▶ [The exercise] Collect each line containing "ΥΓΙΕΙΝΗΣ".

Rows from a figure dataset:

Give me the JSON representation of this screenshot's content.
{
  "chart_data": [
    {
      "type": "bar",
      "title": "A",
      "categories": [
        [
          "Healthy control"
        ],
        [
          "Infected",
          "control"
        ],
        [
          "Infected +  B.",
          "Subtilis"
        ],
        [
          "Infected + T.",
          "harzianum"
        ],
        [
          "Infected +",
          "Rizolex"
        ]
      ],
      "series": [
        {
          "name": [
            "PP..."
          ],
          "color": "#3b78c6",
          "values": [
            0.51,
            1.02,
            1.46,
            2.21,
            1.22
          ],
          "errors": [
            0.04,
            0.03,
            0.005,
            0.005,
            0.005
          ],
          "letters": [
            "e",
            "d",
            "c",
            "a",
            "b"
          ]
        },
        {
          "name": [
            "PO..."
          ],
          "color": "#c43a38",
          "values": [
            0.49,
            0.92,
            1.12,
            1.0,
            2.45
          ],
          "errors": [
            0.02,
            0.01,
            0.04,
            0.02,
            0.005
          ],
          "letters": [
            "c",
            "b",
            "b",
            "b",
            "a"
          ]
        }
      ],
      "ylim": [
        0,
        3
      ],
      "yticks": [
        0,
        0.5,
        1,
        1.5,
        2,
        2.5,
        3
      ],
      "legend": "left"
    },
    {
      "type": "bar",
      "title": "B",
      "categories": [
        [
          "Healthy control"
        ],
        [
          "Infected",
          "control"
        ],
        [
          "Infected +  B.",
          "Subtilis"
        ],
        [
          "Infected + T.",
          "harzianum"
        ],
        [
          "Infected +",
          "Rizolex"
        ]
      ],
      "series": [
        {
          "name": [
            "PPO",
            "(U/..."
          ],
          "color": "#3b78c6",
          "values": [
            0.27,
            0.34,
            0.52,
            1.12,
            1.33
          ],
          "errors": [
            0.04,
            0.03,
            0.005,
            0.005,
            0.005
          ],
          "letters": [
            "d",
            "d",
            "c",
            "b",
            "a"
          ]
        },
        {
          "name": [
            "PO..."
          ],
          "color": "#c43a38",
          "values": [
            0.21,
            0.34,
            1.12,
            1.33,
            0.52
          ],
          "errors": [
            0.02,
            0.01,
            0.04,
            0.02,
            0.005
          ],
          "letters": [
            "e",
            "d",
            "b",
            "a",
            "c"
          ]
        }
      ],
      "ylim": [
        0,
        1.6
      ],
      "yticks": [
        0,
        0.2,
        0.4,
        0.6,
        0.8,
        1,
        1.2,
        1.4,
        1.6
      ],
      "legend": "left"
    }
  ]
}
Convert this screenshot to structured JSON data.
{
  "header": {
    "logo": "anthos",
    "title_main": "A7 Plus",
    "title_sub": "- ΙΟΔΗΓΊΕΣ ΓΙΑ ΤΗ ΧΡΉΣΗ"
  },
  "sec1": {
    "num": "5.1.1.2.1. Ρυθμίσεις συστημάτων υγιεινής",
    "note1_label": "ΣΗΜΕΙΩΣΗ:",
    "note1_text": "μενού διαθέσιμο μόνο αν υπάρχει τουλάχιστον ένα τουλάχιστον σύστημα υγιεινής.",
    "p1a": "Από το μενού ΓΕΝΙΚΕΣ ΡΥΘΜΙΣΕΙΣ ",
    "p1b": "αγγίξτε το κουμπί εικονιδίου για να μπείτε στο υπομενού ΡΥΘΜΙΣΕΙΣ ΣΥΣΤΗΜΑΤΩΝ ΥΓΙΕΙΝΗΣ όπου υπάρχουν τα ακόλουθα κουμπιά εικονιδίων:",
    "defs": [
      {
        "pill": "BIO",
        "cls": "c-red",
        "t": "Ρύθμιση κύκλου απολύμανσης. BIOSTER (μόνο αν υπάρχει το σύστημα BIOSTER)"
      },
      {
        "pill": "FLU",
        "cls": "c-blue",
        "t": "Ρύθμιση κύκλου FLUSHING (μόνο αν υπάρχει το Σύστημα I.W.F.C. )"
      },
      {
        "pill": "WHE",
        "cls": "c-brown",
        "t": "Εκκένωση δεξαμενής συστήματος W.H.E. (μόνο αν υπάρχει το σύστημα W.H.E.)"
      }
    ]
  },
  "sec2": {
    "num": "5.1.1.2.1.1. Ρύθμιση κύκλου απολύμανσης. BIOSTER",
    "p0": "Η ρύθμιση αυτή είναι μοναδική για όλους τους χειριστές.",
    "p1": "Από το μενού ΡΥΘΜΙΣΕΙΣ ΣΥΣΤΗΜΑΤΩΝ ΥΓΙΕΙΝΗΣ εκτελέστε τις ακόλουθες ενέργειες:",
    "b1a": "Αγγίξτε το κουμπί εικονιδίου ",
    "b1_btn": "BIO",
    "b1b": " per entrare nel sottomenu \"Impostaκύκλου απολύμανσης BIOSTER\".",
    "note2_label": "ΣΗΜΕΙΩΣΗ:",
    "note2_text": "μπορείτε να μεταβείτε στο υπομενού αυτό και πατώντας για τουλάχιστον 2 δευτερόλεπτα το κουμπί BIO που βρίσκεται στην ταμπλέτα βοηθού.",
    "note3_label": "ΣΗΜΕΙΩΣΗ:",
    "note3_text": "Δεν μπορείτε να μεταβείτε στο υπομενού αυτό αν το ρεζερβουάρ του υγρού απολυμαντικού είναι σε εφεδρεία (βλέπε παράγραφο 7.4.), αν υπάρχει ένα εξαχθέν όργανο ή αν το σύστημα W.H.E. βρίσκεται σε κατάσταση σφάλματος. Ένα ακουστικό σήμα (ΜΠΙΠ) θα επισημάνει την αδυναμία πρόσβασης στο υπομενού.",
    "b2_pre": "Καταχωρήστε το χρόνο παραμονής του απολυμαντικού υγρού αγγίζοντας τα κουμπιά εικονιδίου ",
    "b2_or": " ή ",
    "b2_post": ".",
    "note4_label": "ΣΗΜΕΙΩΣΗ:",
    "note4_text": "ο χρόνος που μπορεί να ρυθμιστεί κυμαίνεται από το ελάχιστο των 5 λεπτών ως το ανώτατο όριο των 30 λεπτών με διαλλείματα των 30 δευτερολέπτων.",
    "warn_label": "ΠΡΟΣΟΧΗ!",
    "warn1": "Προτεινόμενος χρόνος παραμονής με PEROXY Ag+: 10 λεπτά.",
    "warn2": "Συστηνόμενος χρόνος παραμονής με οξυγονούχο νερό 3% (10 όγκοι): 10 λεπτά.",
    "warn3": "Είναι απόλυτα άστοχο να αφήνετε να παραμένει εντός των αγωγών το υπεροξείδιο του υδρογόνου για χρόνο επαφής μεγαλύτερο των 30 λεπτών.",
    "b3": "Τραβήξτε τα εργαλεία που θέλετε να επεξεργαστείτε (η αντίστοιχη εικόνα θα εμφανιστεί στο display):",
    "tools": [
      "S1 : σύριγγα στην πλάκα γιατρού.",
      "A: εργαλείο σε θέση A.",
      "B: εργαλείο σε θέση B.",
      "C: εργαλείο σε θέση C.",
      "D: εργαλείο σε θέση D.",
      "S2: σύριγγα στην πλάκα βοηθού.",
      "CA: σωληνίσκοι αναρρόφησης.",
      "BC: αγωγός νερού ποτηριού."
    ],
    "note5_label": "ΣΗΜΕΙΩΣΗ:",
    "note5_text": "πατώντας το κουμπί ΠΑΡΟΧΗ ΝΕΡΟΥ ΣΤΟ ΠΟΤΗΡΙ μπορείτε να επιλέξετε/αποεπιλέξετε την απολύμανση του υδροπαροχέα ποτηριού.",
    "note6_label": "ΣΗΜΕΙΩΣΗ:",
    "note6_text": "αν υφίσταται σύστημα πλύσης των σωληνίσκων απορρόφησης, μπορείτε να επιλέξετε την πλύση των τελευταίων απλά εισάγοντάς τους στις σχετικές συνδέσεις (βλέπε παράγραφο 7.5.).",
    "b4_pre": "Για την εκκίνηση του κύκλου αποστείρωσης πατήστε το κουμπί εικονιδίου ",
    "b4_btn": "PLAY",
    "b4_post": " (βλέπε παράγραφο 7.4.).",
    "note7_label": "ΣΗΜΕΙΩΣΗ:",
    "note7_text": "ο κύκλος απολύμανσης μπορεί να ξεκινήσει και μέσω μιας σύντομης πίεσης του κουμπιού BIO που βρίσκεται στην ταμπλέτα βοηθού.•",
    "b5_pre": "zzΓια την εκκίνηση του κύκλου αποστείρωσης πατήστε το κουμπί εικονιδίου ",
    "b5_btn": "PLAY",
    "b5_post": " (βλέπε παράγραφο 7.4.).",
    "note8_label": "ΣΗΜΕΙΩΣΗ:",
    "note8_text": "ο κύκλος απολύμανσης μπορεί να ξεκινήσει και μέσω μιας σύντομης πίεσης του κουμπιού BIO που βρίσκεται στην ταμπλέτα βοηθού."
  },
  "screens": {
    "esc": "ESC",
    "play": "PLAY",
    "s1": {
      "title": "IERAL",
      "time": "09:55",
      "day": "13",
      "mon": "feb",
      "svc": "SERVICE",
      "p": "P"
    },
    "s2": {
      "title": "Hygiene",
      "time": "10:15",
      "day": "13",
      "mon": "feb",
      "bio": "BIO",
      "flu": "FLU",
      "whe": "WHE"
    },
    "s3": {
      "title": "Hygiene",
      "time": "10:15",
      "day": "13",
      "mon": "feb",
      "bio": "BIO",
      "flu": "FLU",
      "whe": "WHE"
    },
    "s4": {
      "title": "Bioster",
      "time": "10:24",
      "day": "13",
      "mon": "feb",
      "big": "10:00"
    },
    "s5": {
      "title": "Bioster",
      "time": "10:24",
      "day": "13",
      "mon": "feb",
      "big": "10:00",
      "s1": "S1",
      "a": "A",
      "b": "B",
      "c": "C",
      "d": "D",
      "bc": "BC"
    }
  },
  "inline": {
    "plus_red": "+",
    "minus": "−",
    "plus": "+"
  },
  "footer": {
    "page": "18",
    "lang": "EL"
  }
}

▶ [Complete output]
    "p1b": "αγγίξτε το κουμπί εικονιδίου για να μπείτε στο υπομενού ΡΥΘΜΙΣΕΙΣ ΣΥΣΤΗΜΑΤΩΝ ΥΓΙΕΙΝΗΣ όπου υπάρχουν τα ακόλουθα κουμπιά εικονιδίων:",
    "p1": "Από το μενού ΡΥΘΜΙΣΕΙΣ ΣΥΣΤΗΜΑΤΩΝ ΥΓΙΕΙΝΗΣ εκτελέστε τις ακόλουθες ενέργειες:",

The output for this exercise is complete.